-------- DOCUMENT SECTION
UNITED STATES DISTRICT COURT EASTERN DISTRICT OF CALIFORNIA


August 9, 2010

GREGORY R. BOYKO, AN INDIVIDUAL; JEAN S. BOYKO, AN INDIVIDUAL; MAXINE F. SWAN, AN INDIVIDUAL; GREGORY R. AND JEAN S. BOYKO, AS TRUSTEES OF THE BOYKO REVOCABLE FAMILY TRUST DATED APRIL 27, 2001; MAXINE F. SWAN AND JEAN BOYKO, AS TRUSTEES OF THE SWAN FAMILY TRUST DATED JANUARY 13, 1978, PLAINTIFFS,
v.
BENNING FINANCIAL GROUP, LLC, A CALIFORNIA LIMITED LIABILITY COMPANY; RANDY C. BENNING, AN INDIVIDUAL; EPLANNING SECURITIES, INC., A CALIFORNIA CORPORATION; FIDELITY BROKERAGE SERVICES LLC, A DELAWARE LIMITED LIABILITY COMPANY, AND DOES 1-100, INCLUSIVE, DEFENDANTS.

The opinion of the court was delivered by: Frank C. Damrell, Jr. United States District Judge

MEMORANDUM AND ORDER

This matter is before the court on defendants Benning Financial Group, LLC ("BFC") and Randy C. Benning's ("Benning") (collectively "defendants") motion to stay action and compel arbitration.*fn1 Plaintiffs oppose the motion. For the reasons set forth below,*fn2 defendant's motion is GRANTED in part and DENIED in part.
----------------
- **SET PROBLEM A**:
Answer these from the court memorandum above:
(i) On what date is the memorandum dated?
(ii) Which judge delivered the opinion?
(iii) What did the court decide on the motion?
-------- INPUT MATERIAL
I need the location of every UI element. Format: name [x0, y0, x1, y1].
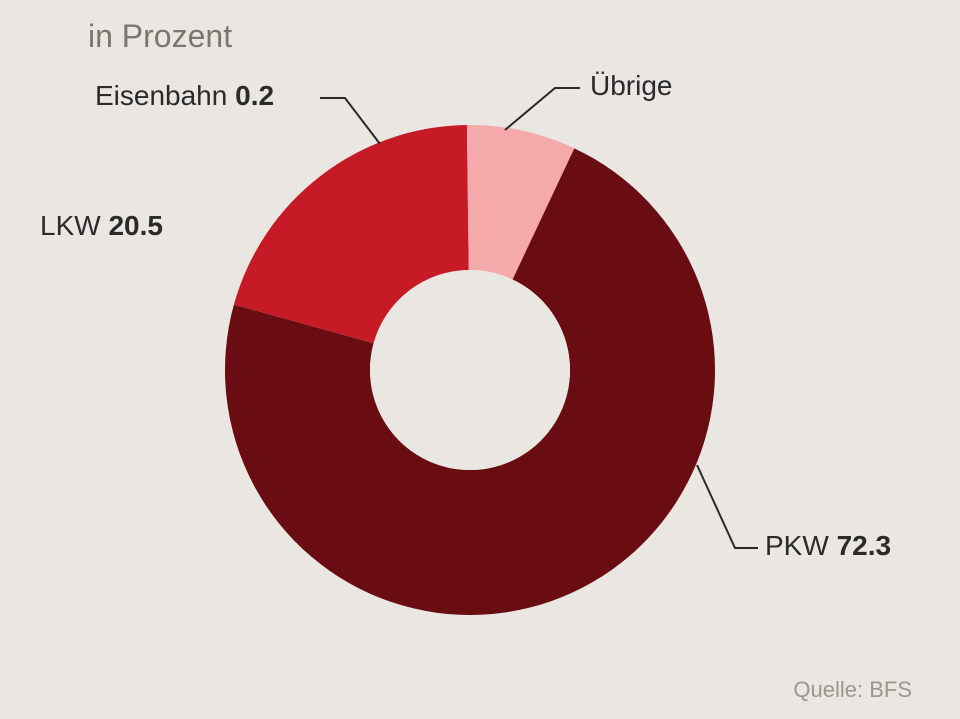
label-name-eisenbahn: Eisenbahn — [95, 80, 227, 111]
donut-chart: in Prozent Quelle: BFS Übrige PKW 72.3 LKW… — [0, 0, 960, 719]
chart-source: Quelle: BFS — [793, 677, 912, 703]
label-name-uebrige: Übrige — [590, 70, 672, 101]
label-value-lkw: 20.5 — [108, 210, 163, 241]
label-value-pkw: 72.3 — [837, 530, 892, 561]
label-name-lkw: LKW — [40, 210, 101, 241]
label-pkw: PKW 72.3 — [765, 530, 891, 562]
label-lkw: LKW 20.5 — [40, 210, 163, 242]
label-eisenbahn: Eisenbahn 0.2 — [95, 80, 274, 112]
label-uebrige: Übrige — [590, 70, 672, 102]
label-name-pkw: PKW — [765, 530, 829, 561]
label-value-eisenbahn: 0.2 — [235, 80, 274, 111]
chart-title: in Prozent — [88, 18, 232, 55]
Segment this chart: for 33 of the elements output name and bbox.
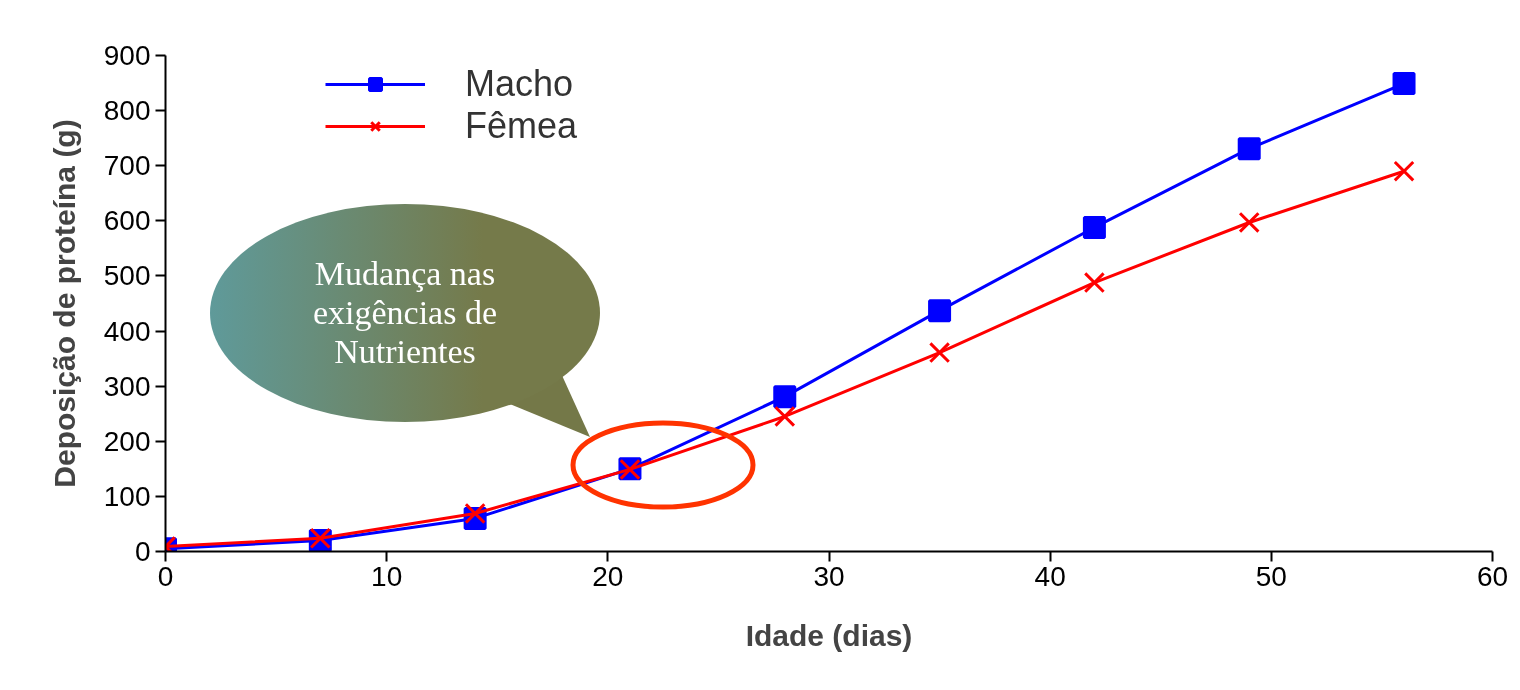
----------------
- **SET PROBLEM B**: Please rewrite the entries in Block 1 with "bbox" changed to "bounding box" and everything else left as is. Omit the pictures from your answer.

- **RIGHT ANSWER A**:
(i) August 9, 2010
(ii) Frank C. Damrell, Jr., United States District Judge
(iii) The motion was granted in part and denied in part.

- **RIGHT ANSWER B**:
I need the location of every UI element. Format: name [x0, y0, x1, y1].
label-name-eisenbahn: Eisenbahn — [95, 80, 227, 111]
donut-chart: in Prozent Quelle: BFS Übrige PKW 72.3 LKW… — [0, 0, 960, 719]
chart-source: Quelle: BFS — [793, 677, 912, 703]
label-name-uebrige: Übrige — [590, 70, 672, 101]
label-value-lkw: 20.5 — [108, 210, 163, 241]
label-value-pkw: 72.3 — [837, 530, 892, 561]
label-name-lkw: LKW — [40, 210, 101, 241]
label-pkw: PKW 72.3 — [765, 530, 891, 562]
label-lkw: LKW 20.5 — [40, 210, 163, 242]
label-eisenbahn: Eisenbahn 0.2 — [95, 80, 274, 112]
label-uebrige: Übrige — [590, 70, 672, 102]
label-name-pkw: PKW — [765, 530, 829, 561]
label-value-eisenbahn: 0.2 — [235, 80, 274, 111]
chart-title: in Prozent — [88, 18, 232, 55]
Segment this chart: for 33 of the elements output name and bounding box.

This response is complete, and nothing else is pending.